* **Problem**:
Reproduce each record below exactly as written.

* **Supplied data**:
┄┄┄┄┄┄┄┄┄┄
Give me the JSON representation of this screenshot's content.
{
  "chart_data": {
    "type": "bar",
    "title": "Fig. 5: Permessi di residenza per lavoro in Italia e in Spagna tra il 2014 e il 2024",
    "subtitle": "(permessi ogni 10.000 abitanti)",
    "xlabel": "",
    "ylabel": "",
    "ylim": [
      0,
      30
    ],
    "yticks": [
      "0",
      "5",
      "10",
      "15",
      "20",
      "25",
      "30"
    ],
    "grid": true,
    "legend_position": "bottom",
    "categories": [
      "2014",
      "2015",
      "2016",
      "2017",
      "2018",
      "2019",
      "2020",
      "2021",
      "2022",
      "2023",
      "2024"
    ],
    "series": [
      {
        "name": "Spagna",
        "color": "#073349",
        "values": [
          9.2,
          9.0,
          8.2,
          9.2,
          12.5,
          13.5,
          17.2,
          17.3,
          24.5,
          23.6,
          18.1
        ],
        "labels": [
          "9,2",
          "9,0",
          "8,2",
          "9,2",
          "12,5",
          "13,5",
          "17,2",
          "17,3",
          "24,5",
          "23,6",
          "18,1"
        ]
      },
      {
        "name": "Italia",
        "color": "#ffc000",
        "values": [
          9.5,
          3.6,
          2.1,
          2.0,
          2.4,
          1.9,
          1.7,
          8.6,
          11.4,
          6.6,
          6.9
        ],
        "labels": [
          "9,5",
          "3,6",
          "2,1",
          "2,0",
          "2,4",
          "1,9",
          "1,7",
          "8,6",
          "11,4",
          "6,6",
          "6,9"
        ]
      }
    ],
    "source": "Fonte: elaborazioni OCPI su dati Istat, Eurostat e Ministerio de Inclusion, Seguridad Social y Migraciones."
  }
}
┄┄┄┄┄┄┄┄┄┄
* **Finished task**:
Give me the JSON representation of this screenshot's content.
{
  "chart_data": {
    "type": "bar",
    "title": "Fig. 5: Permessi di residenza per lavoro in Italia e in Spagna tra il 2014 e il 2024",
    "subtitle": "(permessi ogni 10.000 abitanti)",
    "xlabel": "",
    "ylabel": "",
    "ylim": [
      0,
      30
    ],
    "yticks": [
      "0",
      "5",
      "10",
      "15",
      "20",
      "25",
      "30"
    ],
    "grid": true,
    "legend_position": "bottom",
    "categories": [
      "2014",
      "2015",
      "2016",
      "2017",
      "2018",
      "2019",
      "2020",
      "2021",
      "2022",
      "2023",
      "2024"
    ],
    "series": [
      {
        "name": "Spagna",
        "color": "#073349",
        "values": [
          9.2,
          9.0,
          8.2,
          9.2,
          12.5,
          13.5,
          17.2,
          17.3,
          24.5,
          23.6,
          18.1
        ],
        "labels": [
          "9,2",
          "9,0",
          "8,2",
          "9,2",
          "12,5",
          "13,5",
          "17,2",
          "17,3",
          "24,5",
          "23,6",
          "18,1"
        ]
      },
      {
        "name": "Italia",
        "color": "#ffc000",
        "values": [
          9.5,
          3.6,
          2.1,
          2.0,
          2.4,
          1.9,
          1.7,
          8.6,
          11.4,
          6.6,
          6.9
        ],
        "labels": [
          "9,5",
          "3,6",
          "2,1",
          "2,0",
          "2,4",
          "1,9",
          "1,7",
          "8,6",
          "11,4",
          "6,6",
          "6,9"
        ]
      }
    ],
    "source": "Fonte: elaborazioni OCPI su dati Istat, Eurostat e Ministerio de Inclusion, Seguridad Social y Migraciones."
  }
}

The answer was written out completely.